Records supplied start
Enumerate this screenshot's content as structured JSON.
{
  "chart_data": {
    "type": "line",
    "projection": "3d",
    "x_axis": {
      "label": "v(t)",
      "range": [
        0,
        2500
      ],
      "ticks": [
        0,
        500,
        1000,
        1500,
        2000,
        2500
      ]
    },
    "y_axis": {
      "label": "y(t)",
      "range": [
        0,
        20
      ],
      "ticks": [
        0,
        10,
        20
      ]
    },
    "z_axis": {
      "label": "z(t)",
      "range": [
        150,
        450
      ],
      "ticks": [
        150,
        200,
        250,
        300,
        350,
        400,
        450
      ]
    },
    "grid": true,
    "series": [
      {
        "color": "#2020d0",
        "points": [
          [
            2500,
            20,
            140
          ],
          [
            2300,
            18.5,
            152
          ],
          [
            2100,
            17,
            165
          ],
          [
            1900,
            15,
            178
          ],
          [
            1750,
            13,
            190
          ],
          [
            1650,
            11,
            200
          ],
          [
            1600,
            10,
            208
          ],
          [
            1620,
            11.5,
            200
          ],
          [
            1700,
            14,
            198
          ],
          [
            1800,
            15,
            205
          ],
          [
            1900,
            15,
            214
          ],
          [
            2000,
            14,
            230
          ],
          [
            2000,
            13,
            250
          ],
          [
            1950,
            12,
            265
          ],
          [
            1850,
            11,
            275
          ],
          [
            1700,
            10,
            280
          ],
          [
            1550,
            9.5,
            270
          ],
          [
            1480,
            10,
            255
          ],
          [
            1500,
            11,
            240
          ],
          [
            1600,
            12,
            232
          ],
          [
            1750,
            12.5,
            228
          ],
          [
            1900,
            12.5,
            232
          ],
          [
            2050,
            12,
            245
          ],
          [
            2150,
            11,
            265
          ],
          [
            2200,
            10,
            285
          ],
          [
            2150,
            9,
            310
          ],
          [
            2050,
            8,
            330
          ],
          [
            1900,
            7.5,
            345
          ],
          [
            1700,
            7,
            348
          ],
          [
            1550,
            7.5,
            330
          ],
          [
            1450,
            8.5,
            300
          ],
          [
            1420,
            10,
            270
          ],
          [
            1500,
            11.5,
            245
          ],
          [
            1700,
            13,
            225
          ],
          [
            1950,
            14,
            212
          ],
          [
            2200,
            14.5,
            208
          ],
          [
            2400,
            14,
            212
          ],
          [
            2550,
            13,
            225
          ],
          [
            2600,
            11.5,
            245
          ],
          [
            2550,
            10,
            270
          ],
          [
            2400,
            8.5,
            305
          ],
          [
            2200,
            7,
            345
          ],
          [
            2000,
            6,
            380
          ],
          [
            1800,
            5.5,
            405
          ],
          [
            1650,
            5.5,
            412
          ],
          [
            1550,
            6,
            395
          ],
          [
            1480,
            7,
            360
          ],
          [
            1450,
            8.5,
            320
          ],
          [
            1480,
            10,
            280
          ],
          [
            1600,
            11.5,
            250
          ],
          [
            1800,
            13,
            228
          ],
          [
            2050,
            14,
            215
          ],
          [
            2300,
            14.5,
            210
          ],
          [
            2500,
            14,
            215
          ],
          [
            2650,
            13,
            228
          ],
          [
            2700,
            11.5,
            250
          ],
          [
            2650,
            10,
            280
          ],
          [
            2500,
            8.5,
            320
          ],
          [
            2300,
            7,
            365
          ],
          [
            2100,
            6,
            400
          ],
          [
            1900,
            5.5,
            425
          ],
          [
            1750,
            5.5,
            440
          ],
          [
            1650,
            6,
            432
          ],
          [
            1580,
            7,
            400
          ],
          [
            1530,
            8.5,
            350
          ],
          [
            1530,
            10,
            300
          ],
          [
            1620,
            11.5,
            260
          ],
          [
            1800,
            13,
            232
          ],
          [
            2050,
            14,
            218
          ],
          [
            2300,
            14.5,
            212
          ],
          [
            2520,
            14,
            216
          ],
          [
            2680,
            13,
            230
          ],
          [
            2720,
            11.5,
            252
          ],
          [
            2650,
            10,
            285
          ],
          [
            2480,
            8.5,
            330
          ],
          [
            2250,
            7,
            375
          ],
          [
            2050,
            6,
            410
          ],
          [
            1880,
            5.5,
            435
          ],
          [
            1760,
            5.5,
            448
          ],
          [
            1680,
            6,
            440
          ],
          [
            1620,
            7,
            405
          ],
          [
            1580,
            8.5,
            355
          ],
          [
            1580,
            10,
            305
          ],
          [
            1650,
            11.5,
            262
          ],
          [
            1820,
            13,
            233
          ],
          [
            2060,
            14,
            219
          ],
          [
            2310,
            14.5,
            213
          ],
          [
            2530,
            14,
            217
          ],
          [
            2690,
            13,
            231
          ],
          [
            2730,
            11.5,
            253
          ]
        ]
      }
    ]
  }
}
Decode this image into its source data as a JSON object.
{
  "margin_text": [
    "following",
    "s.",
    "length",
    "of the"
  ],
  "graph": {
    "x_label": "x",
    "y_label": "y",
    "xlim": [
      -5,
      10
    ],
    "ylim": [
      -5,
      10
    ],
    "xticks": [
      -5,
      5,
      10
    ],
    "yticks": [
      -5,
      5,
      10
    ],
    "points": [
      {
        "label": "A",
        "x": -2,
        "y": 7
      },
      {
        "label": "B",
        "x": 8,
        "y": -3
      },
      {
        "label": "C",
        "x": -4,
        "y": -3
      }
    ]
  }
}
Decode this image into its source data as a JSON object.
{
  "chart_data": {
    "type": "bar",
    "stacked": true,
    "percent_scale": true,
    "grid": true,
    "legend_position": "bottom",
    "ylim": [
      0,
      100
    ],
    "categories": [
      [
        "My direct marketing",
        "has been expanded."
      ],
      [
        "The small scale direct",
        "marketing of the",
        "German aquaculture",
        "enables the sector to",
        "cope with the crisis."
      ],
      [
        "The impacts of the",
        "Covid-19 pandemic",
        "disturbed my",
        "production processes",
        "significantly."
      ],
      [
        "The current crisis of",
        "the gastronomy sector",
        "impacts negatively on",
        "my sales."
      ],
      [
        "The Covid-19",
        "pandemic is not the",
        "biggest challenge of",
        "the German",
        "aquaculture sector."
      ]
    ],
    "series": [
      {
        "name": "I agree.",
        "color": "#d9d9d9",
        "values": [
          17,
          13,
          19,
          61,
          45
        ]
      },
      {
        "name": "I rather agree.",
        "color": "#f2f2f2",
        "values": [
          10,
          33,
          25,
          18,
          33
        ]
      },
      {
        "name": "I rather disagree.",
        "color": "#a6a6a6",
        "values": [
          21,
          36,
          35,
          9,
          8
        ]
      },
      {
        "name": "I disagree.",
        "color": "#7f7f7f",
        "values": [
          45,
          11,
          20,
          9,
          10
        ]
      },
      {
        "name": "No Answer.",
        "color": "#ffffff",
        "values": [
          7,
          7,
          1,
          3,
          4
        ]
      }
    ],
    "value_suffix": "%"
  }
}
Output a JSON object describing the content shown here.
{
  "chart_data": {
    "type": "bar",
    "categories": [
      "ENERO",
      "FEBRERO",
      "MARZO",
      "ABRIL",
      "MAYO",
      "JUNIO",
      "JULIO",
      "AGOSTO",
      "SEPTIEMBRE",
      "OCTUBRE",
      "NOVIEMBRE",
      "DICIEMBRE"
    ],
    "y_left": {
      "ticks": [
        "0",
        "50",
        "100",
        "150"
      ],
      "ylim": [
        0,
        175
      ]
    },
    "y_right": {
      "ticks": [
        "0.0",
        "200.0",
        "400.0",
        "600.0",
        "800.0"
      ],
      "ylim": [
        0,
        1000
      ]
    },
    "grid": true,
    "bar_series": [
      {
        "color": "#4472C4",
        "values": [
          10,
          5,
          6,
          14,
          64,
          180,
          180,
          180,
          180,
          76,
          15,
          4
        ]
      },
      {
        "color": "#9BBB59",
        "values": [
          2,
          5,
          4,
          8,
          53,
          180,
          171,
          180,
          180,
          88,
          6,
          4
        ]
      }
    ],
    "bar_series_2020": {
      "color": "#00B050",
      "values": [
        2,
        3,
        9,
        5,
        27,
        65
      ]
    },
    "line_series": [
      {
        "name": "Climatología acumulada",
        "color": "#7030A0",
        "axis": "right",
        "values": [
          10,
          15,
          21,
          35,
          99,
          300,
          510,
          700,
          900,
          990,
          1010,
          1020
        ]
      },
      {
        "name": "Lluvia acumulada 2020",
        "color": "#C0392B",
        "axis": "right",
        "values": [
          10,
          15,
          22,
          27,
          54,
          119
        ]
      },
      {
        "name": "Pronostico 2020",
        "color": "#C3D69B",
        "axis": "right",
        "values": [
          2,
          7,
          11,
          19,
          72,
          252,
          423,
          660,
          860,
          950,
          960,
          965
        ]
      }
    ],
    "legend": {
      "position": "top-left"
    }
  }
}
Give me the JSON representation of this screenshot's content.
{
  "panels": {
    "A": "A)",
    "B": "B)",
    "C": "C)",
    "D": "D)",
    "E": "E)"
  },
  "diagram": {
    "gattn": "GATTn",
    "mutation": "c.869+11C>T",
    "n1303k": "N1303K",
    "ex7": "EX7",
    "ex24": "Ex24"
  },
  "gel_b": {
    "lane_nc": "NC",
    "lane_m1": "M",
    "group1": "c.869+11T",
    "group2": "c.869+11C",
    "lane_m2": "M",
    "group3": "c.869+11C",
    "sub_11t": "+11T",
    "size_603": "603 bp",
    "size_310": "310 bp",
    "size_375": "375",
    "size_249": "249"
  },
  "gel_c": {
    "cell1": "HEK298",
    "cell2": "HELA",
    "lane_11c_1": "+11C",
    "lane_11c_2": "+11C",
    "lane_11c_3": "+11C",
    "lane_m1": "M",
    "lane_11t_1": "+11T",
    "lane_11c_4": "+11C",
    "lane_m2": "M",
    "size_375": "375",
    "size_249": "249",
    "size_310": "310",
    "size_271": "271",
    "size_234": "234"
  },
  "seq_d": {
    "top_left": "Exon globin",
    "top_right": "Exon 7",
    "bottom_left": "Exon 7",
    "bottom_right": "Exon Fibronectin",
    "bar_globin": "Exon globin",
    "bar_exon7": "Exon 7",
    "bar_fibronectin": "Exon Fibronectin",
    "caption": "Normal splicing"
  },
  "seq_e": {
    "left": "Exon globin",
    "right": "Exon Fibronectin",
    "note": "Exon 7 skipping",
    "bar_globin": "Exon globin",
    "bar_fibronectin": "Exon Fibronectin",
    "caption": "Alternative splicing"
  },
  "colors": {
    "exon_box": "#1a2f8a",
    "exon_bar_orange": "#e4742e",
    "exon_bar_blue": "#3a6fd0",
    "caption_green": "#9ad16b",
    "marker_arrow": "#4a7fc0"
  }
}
Records supplied end
▶ Aim of the task:
Scan the listing above for the word "JSON" and copy every line that holds it.

▶ Expected output:
Enumerate this screenshot's content as structured JSON.
Decode this image into its source data as a JSON object.
Decode this image into its source data as a JSON object.
Output a JSON object describing the content shown here.
Give me the JSON representation of this screenshot's content.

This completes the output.